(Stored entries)
_____
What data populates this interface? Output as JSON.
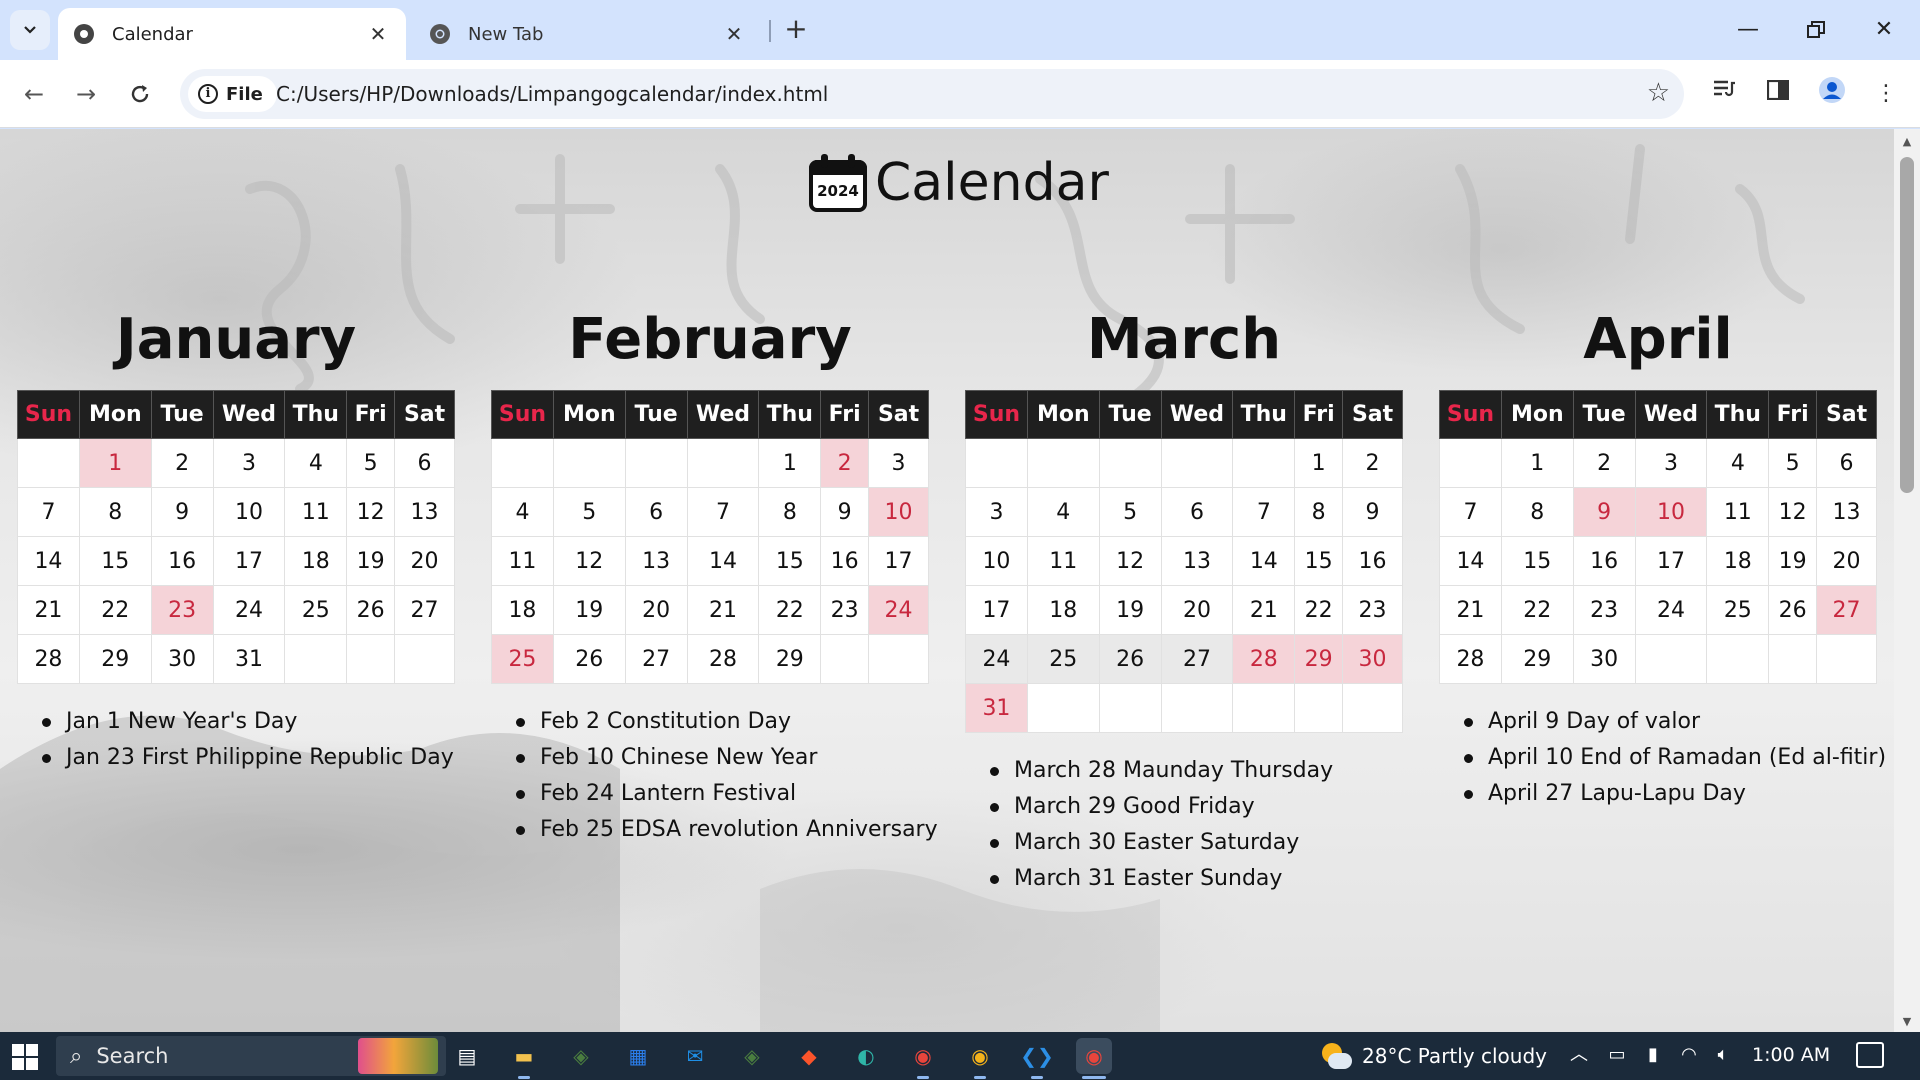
{
  "browser": {
    "tabs": [
      {
        "title": "Calendar",
        "active": true
      },
      {
        "title": "New Tab",
        "active": false
      }
    ],
    "chip_label": "File",
    "url": "C:/Users/HP/Downloads/Limpangogcalendar/index.html"
  },
  "page": {
    "title": "Calendar",
    "icon_year": "2024",
    "weekdays": [
      "Sun",
      "Mon",
      "Tue",
      "Wed",
      "Thu",
      "Fri",
      "Sat"
    ],
    "colors": {
      "holiday_bg": "#f5d3d8",
      "holiday_text": "#c8283f",
      "sunday_header": "#e8264b",
      "header_bg": "#1f1f1f",
      "holy_week_bg": "#e9e9e9"
    },
    "months": [
      {
        "name": "January",
        "rows": [
          [
            "",
            "1",
            "2",
            "3",
            "4",
            "5",
            "6"
          ],
          [
            "7",
            "8",
            "9",
            "10",
            "11",
            "12",
            "13"
          ],
          [
            "14",
            "15",
            "16",
            "17",
            "18",
            "19",
            "20"
          ],
          [
            "21",
            "22",
            "23",
            "24",
            "25",
            "26",
            "27"
          ],
          [
            "28",
            "29",
            "30",
            "31",
            "",
            "",
            ""
          ]
        ],
        "holidays": [
          "1",
          "23"
        ],
        "shaded": [],
        "events": [
          "Jan 1 New Year's Day",
          "Jan 23 First Philippine Republic Day"
        ]
      },
      {
        "name": "February",
        "rows": [
          [
            "",
            "",
            "",
            "",
            "1",
            "2",
            "3"
          ],
          [
            "4",
            "5",
            "6",
            "7",
            "8",
            "9",
            "10"
          ],
          [
            "11",
            "12",
            "13",
            "14",
            "15",
            "16",
            "17"
          ],
          [
            "18",
            "19",
            "20",
            "21",
            "22",
            "23",
            "24"
          ],
          [
            "25",
            "26",
            "27",
            "28",
            "29",
            "",
            ""
          ]
        ],
        "holidays": [
          "2",
          "10",
          "24",
          "25"
        ],
        "shaded": [],
        "events": [
          "Feb 2 Constitution Day",
          "Feb 10 Chinese New Year",
          "Feb 24 Lantern Festival",
          "Feb 25 EDSA revolution Anniversary"
        ]
      },
      {
        "name": "March",
        "rows": [
          [
            "",
            "",
            "",
            "",
            "",
            "1",
            "2"
          ],
          [
            "3",
            "4",
            "5",
            "6",
            "7",
            "8",
            "9"
          ],
          [
            "10",
            "11",
            "12",
            "13",
            "14",
            "15",
            "16"
          ],
          [
            "17",
            "18",
            "19",
            "20",
            "21",
            "22",
            "23"
          ],
          [
            "24",
            "25",
            "26",
            "27",
            "28",
            "29",
            "30"
          ],
          [
            "31",
            "",
            "",
            "",
            "",
            "",
            ""
          ]
        ],
        "holidays": [
          "28",
          "29",
          "30",
          "31"
        ],
        "shaded": [
          "24",
          "25",
          "26",
          "27"
        ],
        "events": [
          "March 28 Maunday Thursday",
          "March 29 Good Friday",
          "March 30 Easter Saturday",
          "March 31 Easter Sunday"
        ]
      },
      {
        "name": "April",
        "rows": [
          [
            "",
            "1",
            "2",
            "3",
            "4",
            "5",
            "6"
          ],
          [
            "7",
            "8",
            "9",
            "10",
            "11",
            "12",
            "13"
          ],
          [
            "14",
            "15",
            "16",
            "17",
            "18",
            "19",
            "20"
          ],
          [
            "21",
            "22",
            "23",
            "24",
            "25",
            "26",
            "27"
          ],
          [
            "28",
            "29",
            "30",
            "",
            "",
            "",
            ""
          ]
        ],
        "holidays": [
          "9",
          "10",
          "27"
        ],
        "shaded": [],
        "events": [
          "April 9 Day of valor",
          "April 10 End of Ramadan (Ed al-fitir)",
          "April 27 Lapu-Lapu Day"
        ]
      }
    ]
  },
  "taskbar": {
    "search_label": "Search",
    "weather": "28°C  Partly cloudy",
    "time": "1:00 AM",
    "apps": [
      "task-view-icon",
      "file-explorer-icon",
      "app-icon",
      "store-icon",
      "mail-icon",
      "app-icon",
      "brave-browser-icon",
      "edge-browser-icon",
      "chrome-browser-icon",
      "chrome-canary-icon",
      "vscode-icon",
      "chrome-browser-icon"
    ]
  }
}
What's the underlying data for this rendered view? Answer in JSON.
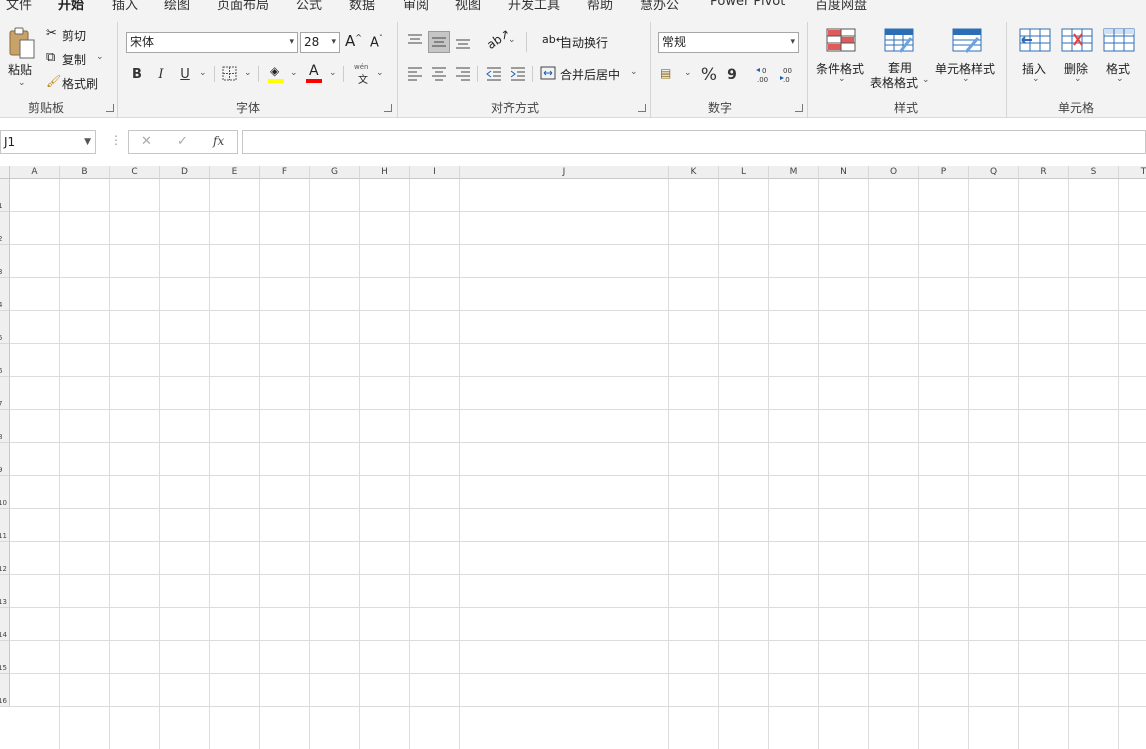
{
  "tabs": [
    "文件",
    "开始",
    "插入",
    "绘图",
    "页面布局",
    "公式",
    "数据",
    "审阅",
    "视图",
    "开发工具",
    "帮助",
    "慧办公",
    "Power Pivot",
    "百度网盘"
  ],
  "active_tab": "开始",
  "clipboard": {
    "paste": "粘贴",
    "cut": "剪切",
    "copy": "复制",
    "format_painter": "格式刷",
    "label": "剪贴板"
  },
  "font": {
    "name": "宋体",
    "size": "28",
    "grow": "A",
    "shrink": "A",
    "bold": "B",
    "italic": "I",
    "underline": "U",
    "color_letter": "A",
    "phonetic": "wén",
    "phonetic_char": "文",
    "label": "字体",
    "fill_color": "#ffff00",
    "font_color": "#ff0000"
  },
  "alignment": {
    "wrap": "自动换行",
    "merge": "合并后居中",
    "label": "对齐方式"
  },
  "number": {
    "format": "常规",
    "percent": "%",
    "comma": "9",
    "label": "数字"
  },
  "styles": {
    "conditional": "条件格式",
    "table_line1": "套用",
    "table_line2": "表格格式",
    "cell_styles": "单元格样式",
    "label": "样式"
  },
  "cells": {
    "insert": "插入",
    "delete": "删除",
    "format": "格式",
    "label": "单元格"
  },
  "formula_bar": {
    "name_box": "J1",
    "cancel": "✕",
    "enter": "✓",
    "fx": "fx",
    "value": ""
  },
  "columns": [
    "A",
    "B",
    "C",
    "D",
    "E",
    "F",
    "G",
    "H",
    "I",
    "J",
    "K",
    "L",
    "M",
    "N",
    "O",
    "P",
    "Q",
    "R",
    "S",
    "T"
  ],
  "rows": [
    "1",
    "2",
    "3",
    "4",
    "5",
    "6",
    "7",
    "8",
    "9",
    "10",
    "11",
    "12",
    "13",
    "14",
    "15",
    "16"
  ],
  "accent": "#217346"
}
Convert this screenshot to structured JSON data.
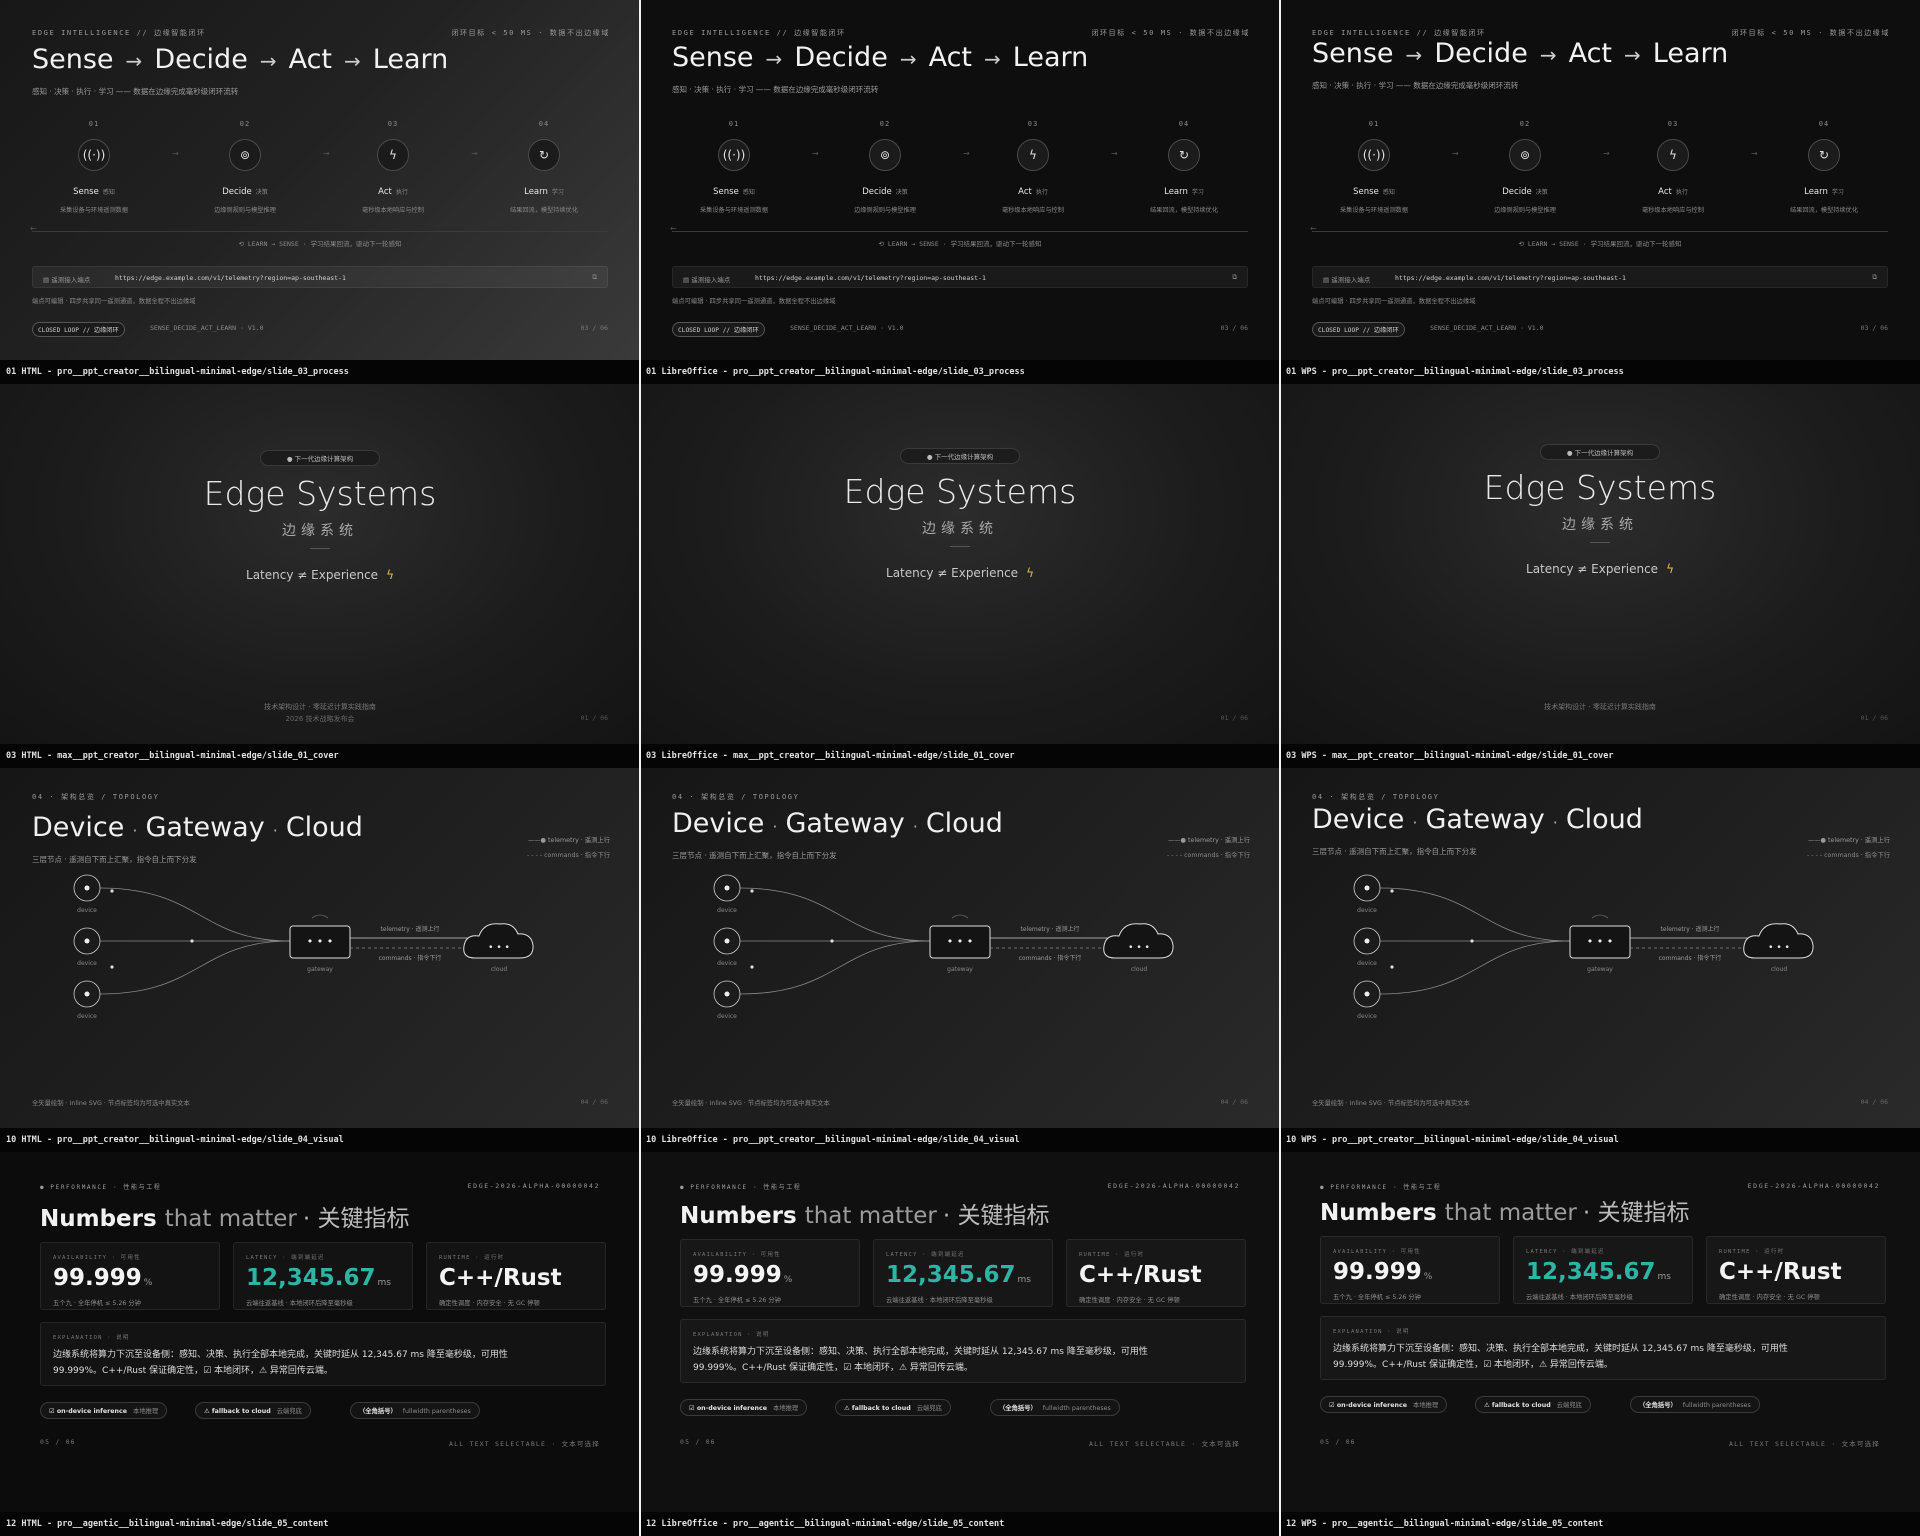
{
  "rows": [
    {
      "kind": "process",
      "captions": [
        "01 HTML - pro__ppt_creator__bilingual-minimal-edge/slide_03_process",
        "01 LibreOffice - pro__ppt_creator__bilingual-minimal-edge/slide_03_process",
        "01 WPS - pro__ppt_creator__bilingual-minimal-edge/slide_03_process"
      ],
      "kicker": "EDGE INTELLIGENCE // 边缘智能闭环",
      "target": "闭环目标 < 50 MS · 数据不出边缘域",
      "title": [
        "Sense",
        "Decide",
        "Act",
        "Learn"
      ],
      "arrow": "→",
      "subtitle": "感知 · 决策 · 执行 · 学习 —— 数据在边缘完成毫秒级闭环流转",
      "steps": [
        {
          "num": "01",
          "en": "Sense",
          "cn": "感知",
          "desc": "采集设备与环境遥测数据",
          "icon": "((·))"
        },
        {
          "num": "02",
          "en": "Decide",
          "cn": "决策",
          "desc": "边缘侧规则与模型推理",
          "icon": "⊚"
        },
        {
          "num": "03",
          "en": "Act",
          "cn": "执行",
          "desc": "毫秒级本地响应与控制",
          "icon": "ϟ"
        },
        {
          "num": "04",
          "en": "Learn",
          "cn": "学习",
          "desc": "结果回流，模型持续优化",
          "icon": "↻"
        }
      ],
      "loop_note": "⟲ LEARN → SENSE · 学习结果回流，驱动下一轮感知",
      "url_label": "遥测接入端点",
      "url": "https://edge.example.com/v1/telemetry?region=ap-southeast-1",
      "url_note": "端点可编辑 · 四步共享同一遥测通道，数据全程不出边缘域",
      "badge": "CLOSED LOOP // 边缘闭环",
      "code": "SENSE_DECIDE_ACT_LEARN · V1.0",
      "page": "03 / 06"
    },
    {
      "kind": "cover",
      "captions": [
        "03 HTML - max__ppt_creator__bilingual-minimal-edge/slide_01_cover",
        "03 LibreOffice - max__ppt_creator__bilingual-minimal-edge/slide_01_cover",
        "03 WPS - max__ppt_creator__bilingual-minimal-edge/slide_01_cover"
      ],
      "pill": "下一代边缘计算架构",
      "title": "Edge Systems",
      "title_cn": "边缘系统",
      "tagline": "Latency ≠ Experience",
      "bolt": "ϟ",
      "footer1": "技术架构设计 · 零延迟计算实践指南",
      "footer2": "2026 技术战略发布会",
      "page": "01 / 06"
    },
    {
      "kind": "topology",
      "captions": [
        "10 HTML - pro__ppt_creator__bilingual-minimal-edge/slide_04_visual",
        "10 LibreOffice - pro__ppt_creator__bilingual-minimal-edge/slide_04_visual",
        "10 WPS - pro__ppt_creator__bilingual-minimal-edge/slide_04_visual"
      ],
      "kicker": "04 · 架构总览 / TOPOLOGY",
      "title_parts": [
        "Device",
        "Gateway",
        "Cloud"
      ],
      "sep": "·",
      "subtitle": "三层节点 · 遥测自下而上汇聚，指令自上而下分发",
      "legend_telemetry": "telemetry · 遥测上行",
      "legend_commands": "commands · 指令下行",
      "node_device": "device",
      "node_gateway": "gateway",
      "node_cloud": "cloud",
      "edge_telemetry": "telemetry · 遥测上行",
      "edge_commands": "commands · 指令下行",
      "footer": "全矢量绘制 · Inline SVG · 节点标签均为可选中真实文本",
      "page": "04 / 06"
    },
    {
      "kind": "numbers",
      "captions": [
        "12 HTML - pro__agentic__bilingual-minimal-edge/slide_05_content",
        "12 LibreOffice - pro__agentic__bilingual-minimal-edge/slide_05_content",
        "12 WPS - pro__agentic__bilingual-minimal-edge/slide_05_content"
      ],
      "kicker": "PERFORMANCE · 性能与工程",
      "code": "EDGE-2026-ALPHA-00000042",
      "title_bold": "Numbers",
      "title_light": "that matter",
      "title_cn": "· 关键指标",
      "cards": [
        {
          "k": "AVAILABILITY · 可用性",
          "v": "99.999",
          "u": "%",
          "d": "五个九 · 全年停机 ≤ 5.26 分钟",
          "teal": false
        },
        {
          "k": "LATENCY · 端到端延迟",
          "v": "12,345.67",
          "u": "ms",
          "d": "云端往返基线 · 本地闭环后降至毫秒级",
          "teal": true
        },
        {
          "k": "RUNTIME · 运行时",
          "v": "C++/Rust",
          "u": "",
          "d": "确定性调度 · 内存安全 · 无 GC 停顿",
          "teal": false
        }
      ],
      "expl_k": "EXPLANATION · 说明",
      "expl_1": "边缘系统将算力下沉至设备侧：感知、决策、执行全部本地完成，关键时延从 12,345.67 ms 降至毫秒级，可用性",
      "expl_2": "99.999%。C++/Rust 保证确定性，☑ 本地闭环，⚠ 异常回传云端。",
      "pills": [
        {
          "icon": "☑",
          "a": "on-device inference",
          "b": "本地推理"
        },
        {
          "icon": "⚠",
          "a": "fallback to cloud",
          "b": "云端兜底"
        },
        {
          "icon": "",
          "a": "（全角括号）",
          "b": "fullwidth parentheses"
        }
      ],
      "page": "05 / 06",
      "footer": "ALL TEXT SELECTABLE · 文本可选择"
    }
  ]
}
_____
## What the exercise asks
Find how many lines hold the string "view", and state that number alone.

## Result of the task
2